**Data records**
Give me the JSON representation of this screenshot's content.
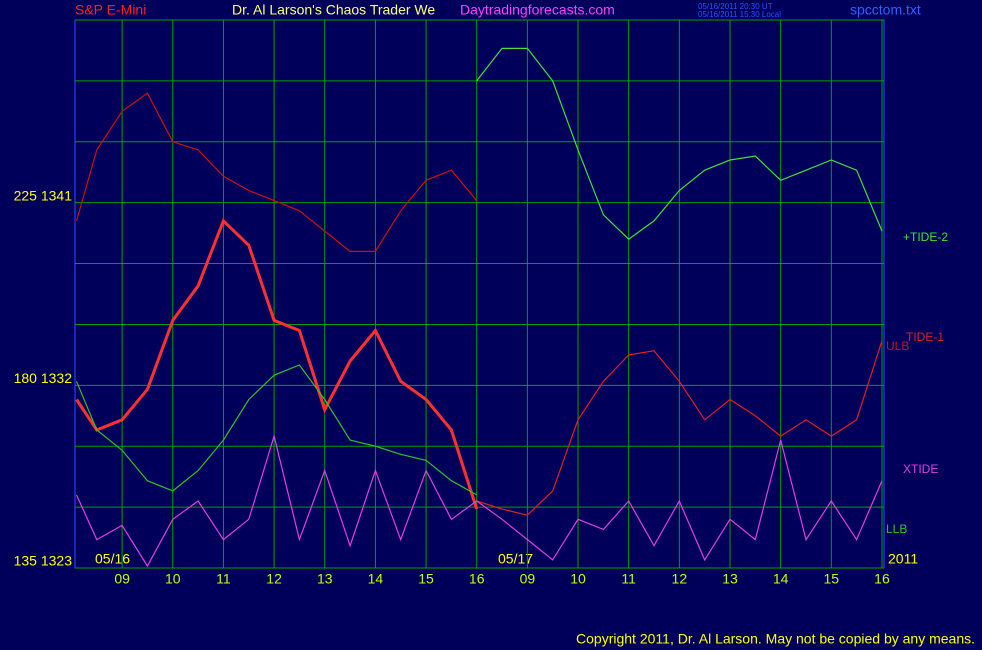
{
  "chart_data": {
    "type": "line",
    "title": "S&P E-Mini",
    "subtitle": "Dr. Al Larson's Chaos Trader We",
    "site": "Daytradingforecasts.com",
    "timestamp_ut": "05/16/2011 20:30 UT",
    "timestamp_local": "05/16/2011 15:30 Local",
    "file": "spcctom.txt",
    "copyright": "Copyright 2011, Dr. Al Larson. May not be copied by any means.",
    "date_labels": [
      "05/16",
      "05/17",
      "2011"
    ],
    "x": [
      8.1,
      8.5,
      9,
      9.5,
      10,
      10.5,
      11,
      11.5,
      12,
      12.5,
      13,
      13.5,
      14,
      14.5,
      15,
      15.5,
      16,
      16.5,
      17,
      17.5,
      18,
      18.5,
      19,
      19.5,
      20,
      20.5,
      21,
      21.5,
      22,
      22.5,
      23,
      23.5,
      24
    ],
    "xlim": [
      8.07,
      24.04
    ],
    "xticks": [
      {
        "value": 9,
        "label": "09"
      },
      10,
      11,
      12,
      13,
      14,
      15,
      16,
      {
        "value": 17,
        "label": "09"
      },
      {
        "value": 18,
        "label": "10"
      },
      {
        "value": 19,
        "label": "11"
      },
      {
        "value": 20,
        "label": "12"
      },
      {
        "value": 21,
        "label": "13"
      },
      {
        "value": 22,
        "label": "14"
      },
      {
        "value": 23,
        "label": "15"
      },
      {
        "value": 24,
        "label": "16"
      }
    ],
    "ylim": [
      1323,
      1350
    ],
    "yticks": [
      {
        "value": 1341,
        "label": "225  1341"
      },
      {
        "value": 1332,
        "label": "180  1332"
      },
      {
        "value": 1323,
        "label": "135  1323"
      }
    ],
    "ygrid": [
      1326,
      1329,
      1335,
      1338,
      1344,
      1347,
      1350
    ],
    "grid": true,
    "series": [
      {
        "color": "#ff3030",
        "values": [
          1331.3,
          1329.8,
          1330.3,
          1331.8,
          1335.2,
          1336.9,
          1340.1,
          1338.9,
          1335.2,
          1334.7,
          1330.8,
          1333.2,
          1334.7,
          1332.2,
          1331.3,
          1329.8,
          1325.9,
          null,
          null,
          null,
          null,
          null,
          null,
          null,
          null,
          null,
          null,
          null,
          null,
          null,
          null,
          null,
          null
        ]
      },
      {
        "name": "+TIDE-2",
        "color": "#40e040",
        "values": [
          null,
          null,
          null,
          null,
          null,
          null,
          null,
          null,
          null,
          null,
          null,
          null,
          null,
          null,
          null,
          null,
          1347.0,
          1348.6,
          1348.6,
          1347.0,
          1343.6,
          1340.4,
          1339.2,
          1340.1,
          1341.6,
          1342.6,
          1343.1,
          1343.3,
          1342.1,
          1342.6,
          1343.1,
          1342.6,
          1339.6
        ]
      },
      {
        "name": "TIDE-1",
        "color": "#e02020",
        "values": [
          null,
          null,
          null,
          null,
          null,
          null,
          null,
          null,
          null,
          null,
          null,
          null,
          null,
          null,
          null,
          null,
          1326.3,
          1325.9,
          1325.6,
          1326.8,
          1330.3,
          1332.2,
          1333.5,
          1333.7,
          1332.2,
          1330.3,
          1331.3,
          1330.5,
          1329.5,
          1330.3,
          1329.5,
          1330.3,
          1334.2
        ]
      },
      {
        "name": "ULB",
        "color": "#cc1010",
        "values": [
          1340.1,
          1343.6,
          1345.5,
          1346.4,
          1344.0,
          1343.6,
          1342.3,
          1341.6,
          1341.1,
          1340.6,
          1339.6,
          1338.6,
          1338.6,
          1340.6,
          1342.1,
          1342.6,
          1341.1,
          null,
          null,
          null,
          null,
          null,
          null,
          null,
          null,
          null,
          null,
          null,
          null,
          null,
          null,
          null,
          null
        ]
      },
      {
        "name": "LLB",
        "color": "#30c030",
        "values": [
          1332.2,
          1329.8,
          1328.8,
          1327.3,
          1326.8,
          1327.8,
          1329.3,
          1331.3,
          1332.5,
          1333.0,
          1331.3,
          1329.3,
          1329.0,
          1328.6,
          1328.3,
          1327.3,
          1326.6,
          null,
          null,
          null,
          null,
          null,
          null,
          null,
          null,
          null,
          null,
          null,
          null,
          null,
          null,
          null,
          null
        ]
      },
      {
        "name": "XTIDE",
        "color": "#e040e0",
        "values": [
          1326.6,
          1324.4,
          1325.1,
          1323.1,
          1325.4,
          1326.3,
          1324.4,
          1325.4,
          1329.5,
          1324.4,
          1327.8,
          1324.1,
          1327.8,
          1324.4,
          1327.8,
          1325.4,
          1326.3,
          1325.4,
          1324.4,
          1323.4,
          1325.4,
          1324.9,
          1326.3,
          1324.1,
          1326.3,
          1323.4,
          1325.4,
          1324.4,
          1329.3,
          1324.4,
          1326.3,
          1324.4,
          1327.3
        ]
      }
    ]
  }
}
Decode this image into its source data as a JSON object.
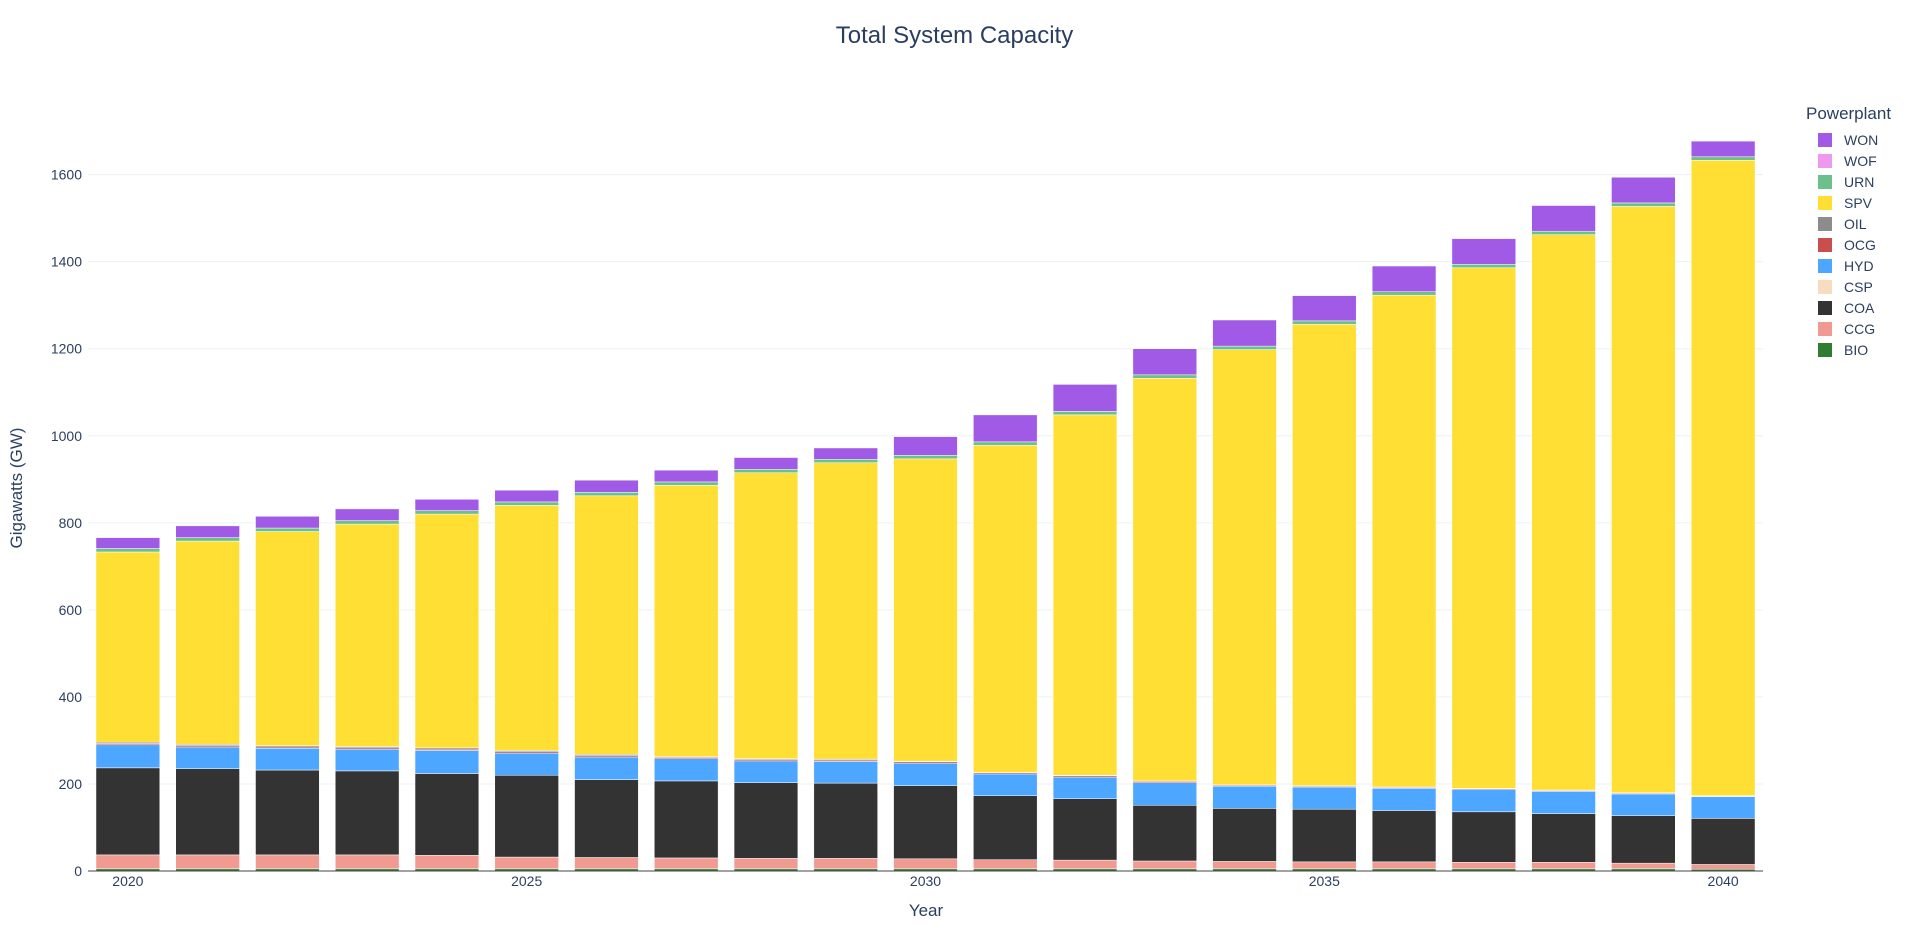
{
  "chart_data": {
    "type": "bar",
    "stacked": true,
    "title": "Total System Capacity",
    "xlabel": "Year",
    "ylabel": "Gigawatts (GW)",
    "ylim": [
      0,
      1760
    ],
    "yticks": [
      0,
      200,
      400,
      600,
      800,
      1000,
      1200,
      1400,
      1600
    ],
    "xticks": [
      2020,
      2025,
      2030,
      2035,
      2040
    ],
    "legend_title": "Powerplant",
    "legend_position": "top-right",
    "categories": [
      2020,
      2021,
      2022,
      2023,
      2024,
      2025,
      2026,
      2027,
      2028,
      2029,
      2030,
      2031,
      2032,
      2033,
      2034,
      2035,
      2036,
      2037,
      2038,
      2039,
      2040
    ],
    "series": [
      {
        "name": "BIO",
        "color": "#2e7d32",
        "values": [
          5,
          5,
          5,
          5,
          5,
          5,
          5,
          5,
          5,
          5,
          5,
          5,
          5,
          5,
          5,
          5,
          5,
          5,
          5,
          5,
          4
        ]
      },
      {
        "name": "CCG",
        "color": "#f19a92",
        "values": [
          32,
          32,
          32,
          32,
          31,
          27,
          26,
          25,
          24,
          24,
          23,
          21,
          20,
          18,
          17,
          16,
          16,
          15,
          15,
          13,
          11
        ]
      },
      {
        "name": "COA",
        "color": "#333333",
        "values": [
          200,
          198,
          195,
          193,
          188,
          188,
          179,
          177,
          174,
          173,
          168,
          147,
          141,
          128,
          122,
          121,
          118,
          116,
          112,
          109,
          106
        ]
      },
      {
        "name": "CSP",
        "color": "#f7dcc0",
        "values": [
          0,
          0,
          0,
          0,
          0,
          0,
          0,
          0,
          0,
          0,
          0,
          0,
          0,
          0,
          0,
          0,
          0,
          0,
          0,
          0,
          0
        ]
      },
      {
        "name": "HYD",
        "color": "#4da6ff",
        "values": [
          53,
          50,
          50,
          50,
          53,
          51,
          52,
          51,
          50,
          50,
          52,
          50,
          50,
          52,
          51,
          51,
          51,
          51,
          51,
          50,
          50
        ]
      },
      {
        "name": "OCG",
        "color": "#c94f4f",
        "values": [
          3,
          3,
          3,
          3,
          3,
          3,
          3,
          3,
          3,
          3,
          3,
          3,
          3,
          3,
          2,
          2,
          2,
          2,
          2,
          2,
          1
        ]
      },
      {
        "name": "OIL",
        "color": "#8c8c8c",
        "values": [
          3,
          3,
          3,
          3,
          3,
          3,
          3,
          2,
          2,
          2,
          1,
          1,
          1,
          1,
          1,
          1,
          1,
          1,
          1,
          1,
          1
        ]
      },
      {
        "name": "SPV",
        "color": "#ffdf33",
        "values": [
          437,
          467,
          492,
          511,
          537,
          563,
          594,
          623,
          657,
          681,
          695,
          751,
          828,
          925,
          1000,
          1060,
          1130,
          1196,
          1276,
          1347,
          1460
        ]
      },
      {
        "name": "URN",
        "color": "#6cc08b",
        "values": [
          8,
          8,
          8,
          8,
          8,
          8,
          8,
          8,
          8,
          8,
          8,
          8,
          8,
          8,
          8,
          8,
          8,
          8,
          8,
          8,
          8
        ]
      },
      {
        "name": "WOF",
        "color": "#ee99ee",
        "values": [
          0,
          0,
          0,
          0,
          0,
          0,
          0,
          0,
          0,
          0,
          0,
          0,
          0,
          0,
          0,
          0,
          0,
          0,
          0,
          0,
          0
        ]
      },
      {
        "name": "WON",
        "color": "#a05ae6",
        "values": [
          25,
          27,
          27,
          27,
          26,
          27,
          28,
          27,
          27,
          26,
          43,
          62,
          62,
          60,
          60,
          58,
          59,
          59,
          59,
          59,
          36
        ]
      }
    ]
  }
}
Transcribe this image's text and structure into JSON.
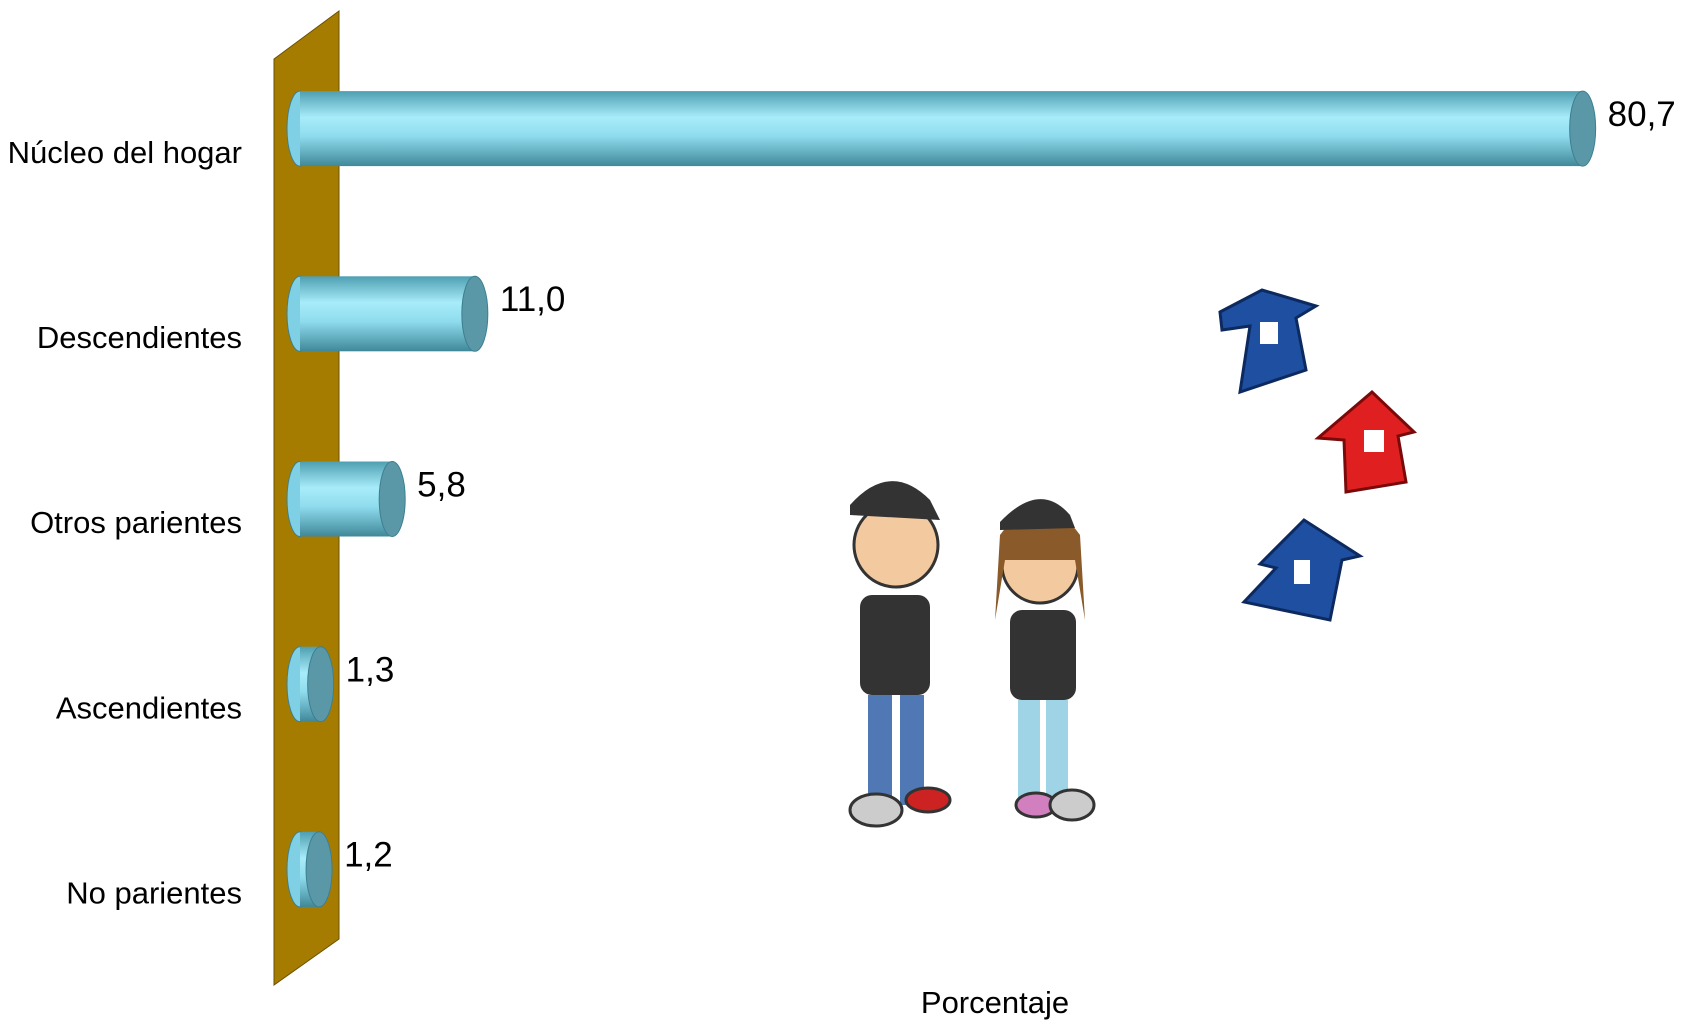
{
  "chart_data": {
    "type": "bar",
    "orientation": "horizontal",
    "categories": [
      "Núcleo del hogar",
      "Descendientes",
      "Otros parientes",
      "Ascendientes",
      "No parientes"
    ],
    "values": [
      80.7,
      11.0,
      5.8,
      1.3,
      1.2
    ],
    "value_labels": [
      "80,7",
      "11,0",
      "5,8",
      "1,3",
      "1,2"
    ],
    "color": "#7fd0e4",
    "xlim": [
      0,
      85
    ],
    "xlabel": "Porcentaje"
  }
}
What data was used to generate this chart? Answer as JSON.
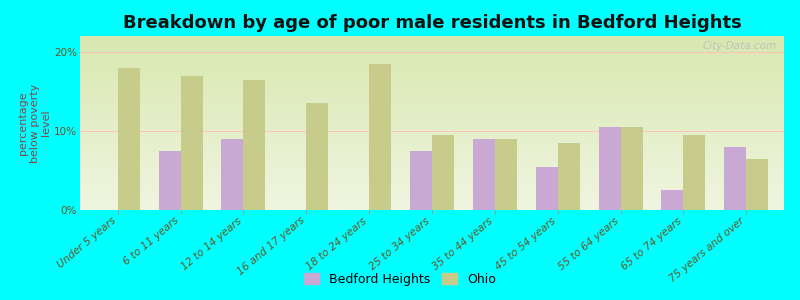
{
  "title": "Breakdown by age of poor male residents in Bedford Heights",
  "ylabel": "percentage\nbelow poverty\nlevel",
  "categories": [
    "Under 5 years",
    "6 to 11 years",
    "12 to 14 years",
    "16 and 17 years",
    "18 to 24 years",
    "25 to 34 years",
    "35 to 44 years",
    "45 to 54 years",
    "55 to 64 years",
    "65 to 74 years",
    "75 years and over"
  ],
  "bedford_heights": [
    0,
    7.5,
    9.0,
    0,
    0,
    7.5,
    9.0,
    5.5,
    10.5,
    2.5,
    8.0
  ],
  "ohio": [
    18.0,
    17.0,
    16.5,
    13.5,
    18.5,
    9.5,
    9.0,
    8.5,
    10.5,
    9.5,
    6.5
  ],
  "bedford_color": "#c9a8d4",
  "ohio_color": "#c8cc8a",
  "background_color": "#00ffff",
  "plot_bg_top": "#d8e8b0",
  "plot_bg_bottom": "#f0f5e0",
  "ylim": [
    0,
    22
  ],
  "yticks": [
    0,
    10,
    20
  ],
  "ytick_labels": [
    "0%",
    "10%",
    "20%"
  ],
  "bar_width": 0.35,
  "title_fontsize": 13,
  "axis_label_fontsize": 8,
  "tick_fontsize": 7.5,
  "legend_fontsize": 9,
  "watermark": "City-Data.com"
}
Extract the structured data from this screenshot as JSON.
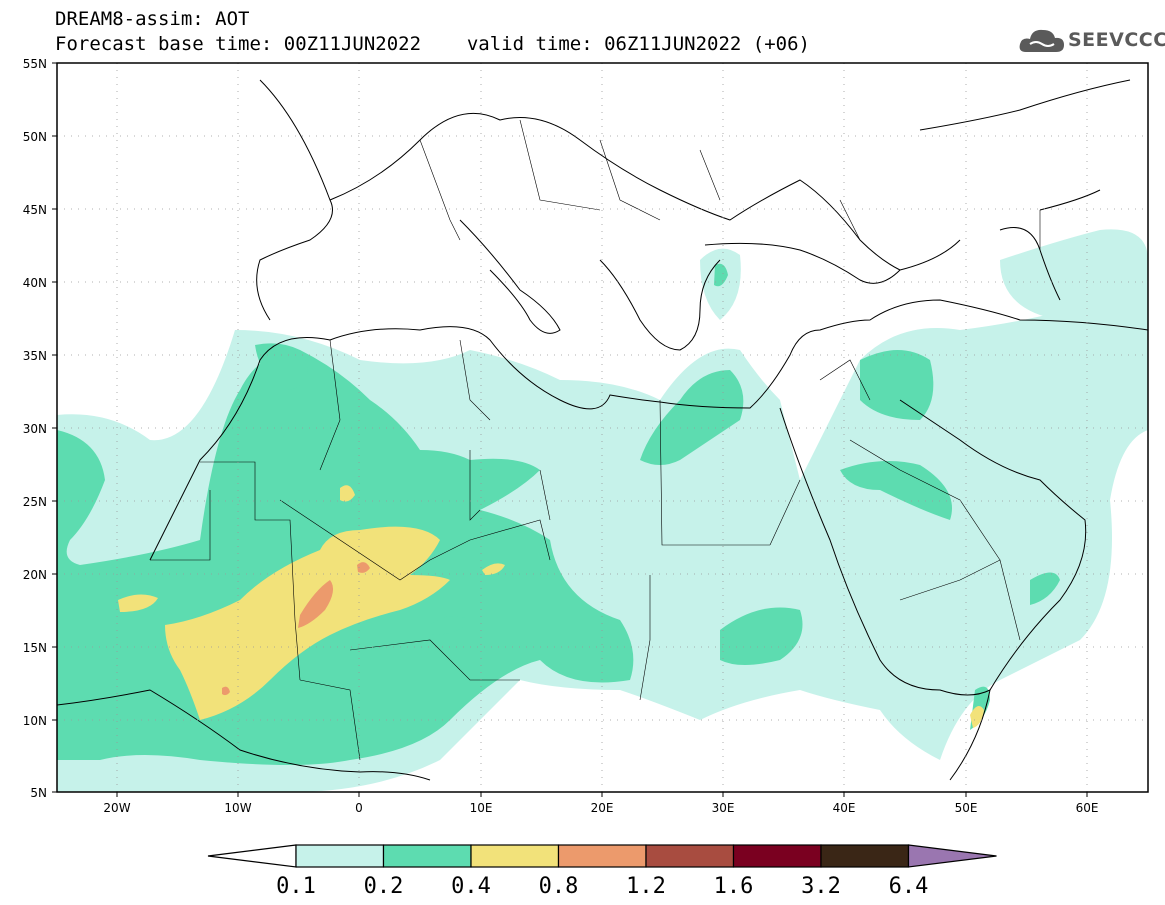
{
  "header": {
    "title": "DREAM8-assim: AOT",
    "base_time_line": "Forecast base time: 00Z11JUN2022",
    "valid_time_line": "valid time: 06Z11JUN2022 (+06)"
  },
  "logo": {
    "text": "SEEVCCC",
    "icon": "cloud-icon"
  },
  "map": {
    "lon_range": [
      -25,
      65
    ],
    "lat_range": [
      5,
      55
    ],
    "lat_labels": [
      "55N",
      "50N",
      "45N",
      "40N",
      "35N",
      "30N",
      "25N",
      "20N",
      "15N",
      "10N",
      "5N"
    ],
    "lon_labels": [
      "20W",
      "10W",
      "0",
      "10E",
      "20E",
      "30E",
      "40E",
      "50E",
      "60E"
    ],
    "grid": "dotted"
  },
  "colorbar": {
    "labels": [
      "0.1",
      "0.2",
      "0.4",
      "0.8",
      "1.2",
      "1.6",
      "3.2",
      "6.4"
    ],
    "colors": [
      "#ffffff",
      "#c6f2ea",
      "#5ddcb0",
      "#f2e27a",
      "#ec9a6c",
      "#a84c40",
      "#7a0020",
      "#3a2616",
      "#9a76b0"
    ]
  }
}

**What is required**
Beginning with the line that holds "Extract the structured" and ending with the last line of the material above, extract every line exactly, pictures excluded.

**Complete answer**
Extract the structured data from this screenshot as JSON.
{
  "header": {
    "title": "DREAM8-assim: AOT",
    "base_time_line": "Forecast base time: 00Z11JUN2022",
    "valid_time_line": "valid time: 06Z11JUN2022 (+06)"
  },
  "logo": {
    "text": "SEEVCCC",
    "icon": "cloud-icon"
  },
  "map": {
    "lon_range": [
      -25,
      65
    ],
    "lat_range": [
      5,
      55
    ],
    "lat_labels": [
      "55N",
      "50N",
      "45N",
      "40N",
      "35N",
      "30N",
      "25N",
      "20N",
      "15N",
      "10N",
      "5N"
    ],
    "lon_labels": [
      "20W",
      "10W",
      "0",
      "10E",
      "20E",
      "30E",
      "40E",
      "50E",
      "60E"
    ],
    "grid": "dotted"
  },
  "colorbar": {
    "labels": [
      "0.1",
      "0.2",
      "0.4",
      "0.8",
      "1.2",
      "1.6",
      "3.2",
      "6.4"
    ],
    "colors": [
      "#ffffff",
      "#c6f2ea",
      "#5ddcb0",
      "#f2e27a",
      "#ec9a6c",
      "#a84c40",
      "#7a0020",
      "#3a2616",
      "#9a76b0"
    ]
  }
}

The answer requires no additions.